SET TASK ▸
Extract the full set of records, then give each one again exactly.

Recorded data
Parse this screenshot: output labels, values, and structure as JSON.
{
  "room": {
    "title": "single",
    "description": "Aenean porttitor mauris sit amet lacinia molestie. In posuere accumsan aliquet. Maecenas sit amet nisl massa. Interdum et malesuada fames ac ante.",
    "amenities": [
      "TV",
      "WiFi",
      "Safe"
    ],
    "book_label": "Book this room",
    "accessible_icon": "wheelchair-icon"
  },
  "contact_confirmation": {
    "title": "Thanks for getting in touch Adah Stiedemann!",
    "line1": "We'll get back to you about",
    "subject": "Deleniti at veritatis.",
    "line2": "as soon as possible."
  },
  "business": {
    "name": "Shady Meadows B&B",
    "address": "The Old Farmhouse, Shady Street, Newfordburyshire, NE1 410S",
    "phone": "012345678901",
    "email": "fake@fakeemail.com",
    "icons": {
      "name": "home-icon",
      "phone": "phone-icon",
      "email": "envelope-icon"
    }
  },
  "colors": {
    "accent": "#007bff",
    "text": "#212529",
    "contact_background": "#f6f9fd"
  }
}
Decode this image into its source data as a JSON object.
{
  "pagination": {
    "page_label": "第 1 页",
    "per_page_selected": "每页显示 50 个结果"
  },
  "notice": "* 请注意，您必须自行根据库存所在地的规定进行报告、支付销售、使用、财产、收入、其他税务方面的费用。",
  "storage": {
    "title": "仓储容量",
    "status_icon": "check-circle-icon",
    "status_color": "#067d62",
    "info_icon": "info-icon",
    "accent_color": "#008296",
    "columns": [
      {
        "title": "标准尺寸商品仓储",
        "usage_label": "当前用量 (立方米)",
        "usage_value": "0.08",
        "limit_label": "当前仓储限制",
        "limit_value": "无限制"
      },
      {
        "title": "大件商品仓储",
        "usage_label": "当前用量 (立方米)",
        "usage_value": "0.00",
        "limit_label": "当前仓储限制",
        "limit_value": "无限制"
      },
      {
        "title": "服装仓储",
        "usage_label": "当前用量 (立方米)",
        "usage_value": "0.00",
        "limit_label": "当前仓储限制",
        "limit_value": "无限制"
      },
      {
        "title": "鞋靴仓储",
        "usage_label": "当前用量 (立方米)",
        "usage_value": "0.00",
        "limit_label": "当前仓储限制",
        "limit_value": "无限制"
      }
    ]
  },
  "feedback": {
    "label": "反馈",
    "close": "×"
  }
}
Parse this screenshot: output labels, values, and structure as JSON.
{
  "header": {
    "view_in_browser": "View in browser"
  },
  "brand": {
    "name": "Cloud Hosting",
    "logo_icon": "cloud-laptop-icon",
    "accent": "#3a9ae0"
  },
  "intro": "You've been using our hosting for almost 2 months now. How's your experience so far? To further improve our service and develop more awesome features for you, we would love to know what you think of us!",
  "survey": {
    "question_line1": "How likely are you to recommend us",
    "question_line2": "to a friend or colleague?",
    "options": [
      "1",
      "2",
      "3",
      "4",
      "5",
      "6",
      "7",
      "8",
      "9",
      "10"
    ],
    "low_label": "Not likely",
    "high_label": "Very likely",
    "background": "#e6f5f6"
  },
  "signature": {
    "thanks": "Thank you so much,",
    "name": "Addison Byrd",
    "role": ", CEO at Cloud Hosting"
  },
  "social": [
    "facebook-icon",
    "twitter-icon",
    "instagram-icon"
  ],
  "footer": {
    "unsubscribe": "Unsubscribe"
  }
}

RESULT FOR THIS TASK ▸
Parse this screenshot: output labels, values, and structure as JSON.
{
  "room": {
    "title": "single",
    "description": "Aenean porttitor mauris sit amet lacinia molestie. In posuere accumsan aliquet. Maecenas sit amet nisl massa. Interdum et malesuada fames ac ante.",
    "amenities": [
      "TV",
      "WiFi",
      "Safe"
    ],
    "book_label": "Book this room",
    "accessible_icon": "wheelchair-icon"
  },
  "contact_confirmation": {
    "title": "Thanks for getting in touch Adah Stiedemann!",
    "line1": "We'll get back to you about",
    "subject": "Deleniti at veritatis.",
    "line2": "as soon as possible."
  },
  "business": {
    "name": "Shady Meadows B&B",
    "address": "The Old Farmhouse, Shady Street, Newfordburyshire, NE1 410S",
    "phone": "012345678901",
    "email": "fake@fakeemail.com",
    "icons": {
      "name": "home-icon",
      "phone": "phone-icon",
      "email": "envelope-icon"
    }
  },
  "colors": {
    "accent": "#007bff",
    "text": "#212529",
    "contact_background": "#f6f9fd"
  }
}
Decode this image into its source data as a JSON object.
{
  "pagination": {
    "page_label": "第 1 页",
    "per_page_selected": "每页显示 50 个结果"
  },
  "notice": "* 请注意，您必须自行根据库存所在地的规定进行报告、支付销售、使用、财产、收入、其他税务方面的费用。",
  "storage": {
    "title": "仓储容量",
    "status_icon": "check-circle-icon",
    "status_color": "#067d62",
    "info_icon": "info-icon",
    "accent_color": "#008296",
    "columns": [
      {
        "title": "标准尺寸商品仓储",
        "usage_label": "当前用量 (立方米)",
        "usage_value": "0.08",
        "limit_label": "当前仓储限制",
        "limit_value": "无限制"
      },
      {
        "title": "大件商品仓储",
        "usage_label": "当前用量 (立方米)",
        "usage_value": "0.00",
        "limit_label": "当前仓储限制",
        "limit_value": "无限制"
      },
      {
        "title": "服装仓储",
        "usage_label": "当前用量 (立方米)",
        "usage_value": "0.00",
        "limit_label": "当前仓储限制",
        "limit_value": "无限制"
      },
      {
        "title": "鞋靴仓储",
        "usage_label": "当前用量 (立方米)",
        "usage_value": "0.00",
        "limit_label": "当前仓储限制",
        "limit_value": "无限制"
      }
    ]
  },
  "feedback": {
    "label": "反馈",
    "close": "×"
  }
}
Parse this screenshot: output labels, values, and structure as JSON.
{
  "header": {
    "view_in_browser": "View in browser"
  },
  "brand": {
    "name": "Cloud Hosting",
    "logo_icon": "cloud-laptop-icon",
    "accent": "#3a9ae0"
  },
  "intro": "You've been using our hosting for almost 2 months now. How's your experience so far? To further improve our service and develop more awesome features for you, we would love to know what you think of us!",
  "survey": {
    "question_line1": "How likely are you to recommend us",
    "question_line2": "to a friend or colleague?",
    "options": [
      "1",
      "2",
      "3",
      "4",
      "5",
      "6",
      "7",
      "8",
      "9",
      "10"
    ],
    "low_label": "Not likely",
    "high_label": "Very likely",
    "background": "#e6f5f6"
  },
  "signature": {
    "thanks": "Thank you so much,",
    "name": "Addison Byrd",
    "role": ", CEO at Cloud Hosting"
  },
  "social": [
    "facebook-icon",
    "twitter-icon",
    "instagram-icon"
  ],
  "footer": {
    "unsubscribe": "Unsubscribe"
  }
}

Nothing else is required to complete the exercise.